(Data extracted from a collection)

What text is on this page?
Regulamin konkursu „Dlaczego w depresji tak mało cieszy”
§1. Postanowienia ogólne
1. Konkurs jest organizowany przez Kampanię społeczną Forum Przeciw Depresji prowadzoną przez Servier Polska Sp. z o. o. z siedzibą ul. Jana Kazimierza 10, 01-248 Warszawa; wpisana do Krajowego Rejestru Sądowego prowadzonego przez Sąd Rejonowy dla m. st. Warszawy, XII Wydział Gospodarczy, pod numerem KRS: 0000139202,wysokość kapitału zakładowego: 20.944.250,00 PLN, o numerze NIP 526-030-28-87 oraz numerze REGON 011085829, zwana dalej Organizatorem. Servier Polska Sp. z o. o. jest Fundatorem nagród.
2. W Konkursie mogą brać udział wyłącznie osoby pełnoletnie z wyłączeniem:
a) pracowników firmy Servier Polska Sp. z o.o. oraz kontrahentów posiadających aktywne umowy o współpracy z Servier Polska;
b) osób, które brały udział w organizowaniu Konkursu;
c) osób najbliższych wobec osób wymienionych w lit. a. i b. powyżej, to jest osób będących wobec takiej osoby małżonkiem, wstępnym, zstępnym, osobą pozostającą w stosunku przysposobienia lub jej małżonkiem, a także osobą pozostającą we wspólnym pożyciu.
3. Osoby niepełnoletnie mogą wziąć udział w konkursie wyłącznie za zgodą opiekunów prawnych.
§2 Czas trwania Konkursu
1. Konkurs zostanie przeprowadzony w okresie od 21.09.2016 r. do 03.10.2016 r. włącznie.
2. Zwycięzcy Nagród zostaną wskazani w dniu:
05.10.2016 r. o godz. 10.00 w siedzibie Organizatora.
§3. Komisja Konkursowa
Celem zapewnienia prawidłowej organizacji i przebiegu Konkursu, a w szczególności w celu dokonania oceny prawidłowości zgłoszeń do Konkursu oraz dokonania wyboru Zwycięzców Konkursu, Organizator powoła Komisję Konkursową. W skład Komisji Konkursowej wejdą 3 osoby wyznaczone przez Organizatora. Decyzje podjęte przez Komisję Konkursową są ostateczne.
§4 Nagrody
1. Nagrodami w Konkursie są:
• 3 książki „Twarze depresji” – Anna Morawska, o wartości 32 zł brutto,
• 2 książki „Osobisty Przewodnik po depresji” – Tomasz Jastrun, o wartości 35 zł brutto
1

(REQUIRED TASK)
Select and copy each line from the data that includes the word "książki".

(EXERCISE ANSWER)
• 3 książki „Twarze depresji” – Anna Morawska, o wartości 32 zł brutto,
• 2 książki „Osobisty Przewodnik po depresji” – Tomasz Jastrun, o wartości 35 zł brutto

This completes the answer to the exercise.